- WHAT IS EXPECTED
Return the entries below in their exact form, leaving the pictures out.

:: RECORD LIST

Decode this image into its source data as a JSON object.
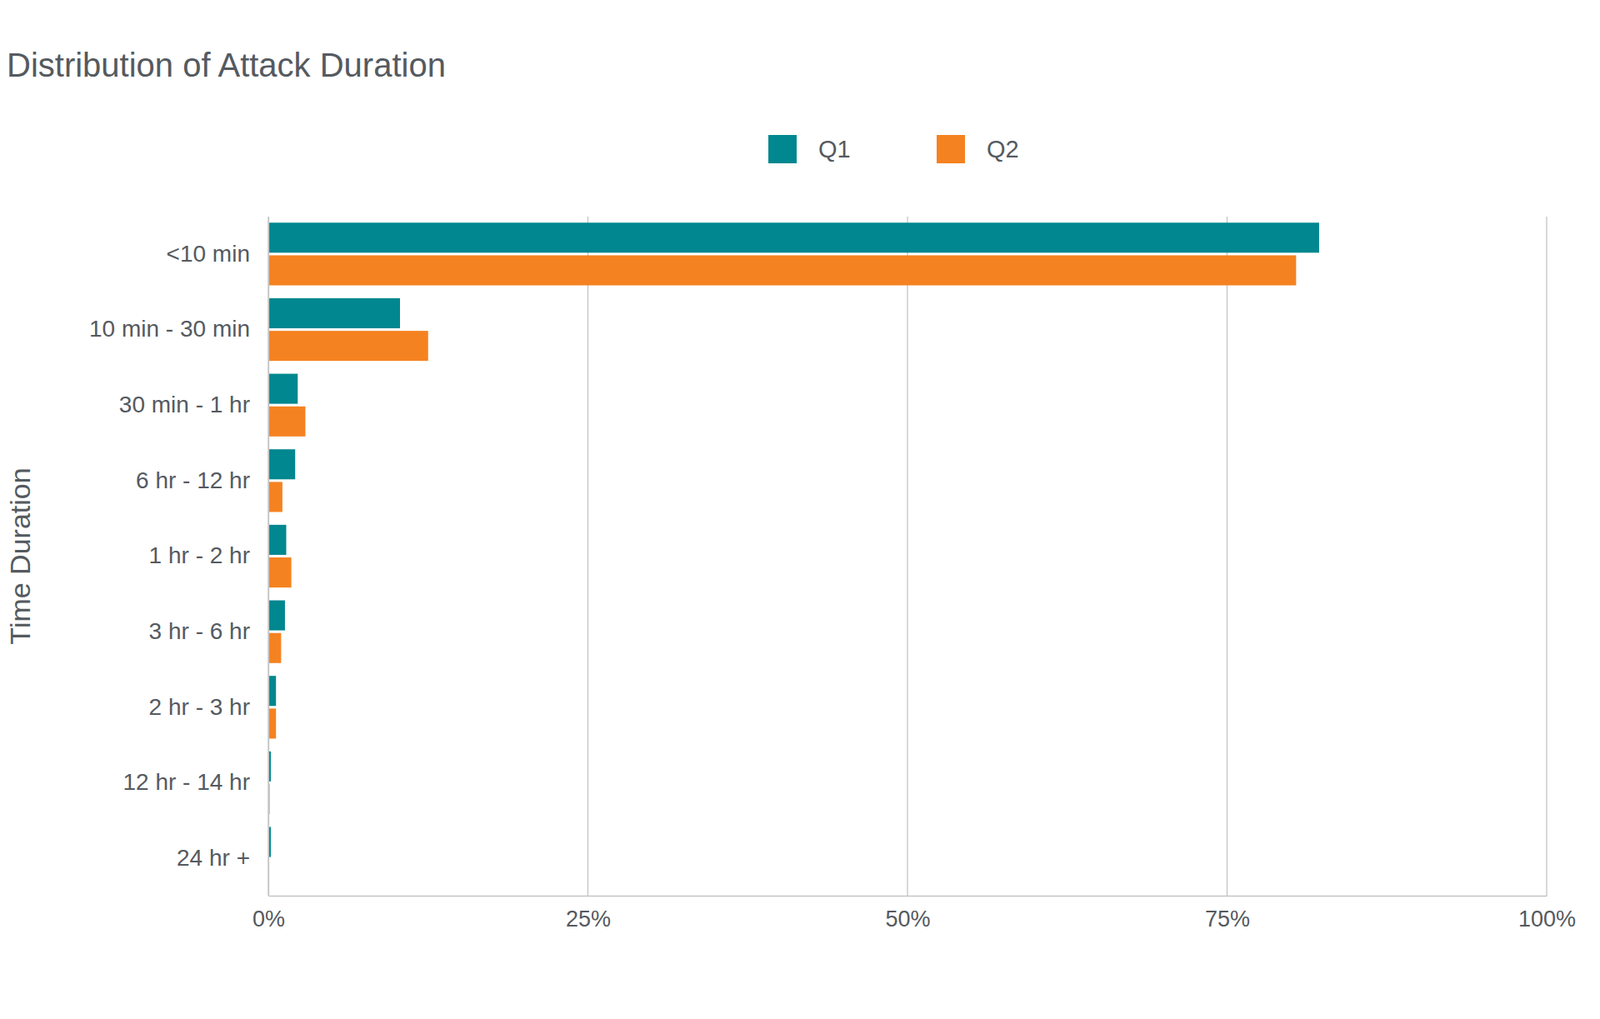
{
  "chart_data": {
    "type": "bar",
    "orientation": "horizontal",
    "title": "Distribution of Attack Duration",
    "y_label": "Time Duration",
    "categories": [
      "<10 min",
      "10 min - 30 min",
      "30 min - 1 hr",
      "6 hr - 12 hr",
      "1 hr - 2 hr",
      "3 hr - 6 hr",
      "2 hr - 3 hr",
      "12 hr - 14 hr",
      "24 hr +"
    ],
    "series": [
      {
        "name": "Q1",
        "color": "#00878f",
        "values": [
          82.2,
          10.3,
          2.3,
          2.1,
          1.4,
          1.3,
          0.6,
          0.2,
          0.2
        ]
      },
      {
        "name": "Q2",
        "color": "#f58220",
        "values": [
          80.4,
          12.5,
          2.9,
          1.1,
          1.8,
          1.0,
          0.6,
          0.1,
          0
        ]
      }
    ],
    "xlim": [
      0,
      100
    ],
    "xticks": [
      {
        "value": 0,
        "label": "0%"
      },
      {
        "value": 25,
        "label": "25%"
      },
      {
        "value": 50,
        "label": "50%"
      },
      {
        "value": 75,
        "label": "75%"
      },
      {
        "value": 100,
        "label": "100%"
      }
    ],
    "grid": true,
    "legend": "top"
  }
}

::::

- OUTPUT OF THE EXERCISE
Decode this image into its source data as a JSON object.
{
  "chart_data": {
    "type": "bar",
    "orientation": "horizontal",
    "title": "Distribution of Attack Duration",
    "y_label": "Time Duration",
    "categories": [
      "<10 min",
      "10 min - 30 min",
      "30 min - 1 hr",
      "6 hr - 12 hr",
      "1 hr - 2 hr",
      "3 hr - 6 hr",
      "2 hr - 3 hr",
      "12 hr - 14 hr",
      "24 hr +"
    ],
    "series": [
      {
        "name": "Q1",
        "color": "#00878f",
        "values": [
          82.2,
          10.3,
          2.3,
          2.1,
          1.4,
          1.3,
          0.6,
          0.2,
          0.2
        ]
      },
      {
        "name": "Q2",
        "color": "#f58220",
        "values": [
          80.4,
          12.5,
          2.9,
          1.1,
          1.8,
          1.0,
          0.6,
          0.1,
          0
        ]
      }
    ],
    "xlim": [
      0,
      100
    ],
    "xticks": [
      {
        "value": 0,
        "label": "0%"
      },
      {
        "value": 25,
        "label": "25%"
      },
      {
        "value": 50,
        "label": "50%"
      },
      {
        "value": 75,
        "label": "75%"
      },
      {
        "value": 100,
        "label": "100%"
      }
    ],
    "grid": true,
    "legend": "top"
  }
}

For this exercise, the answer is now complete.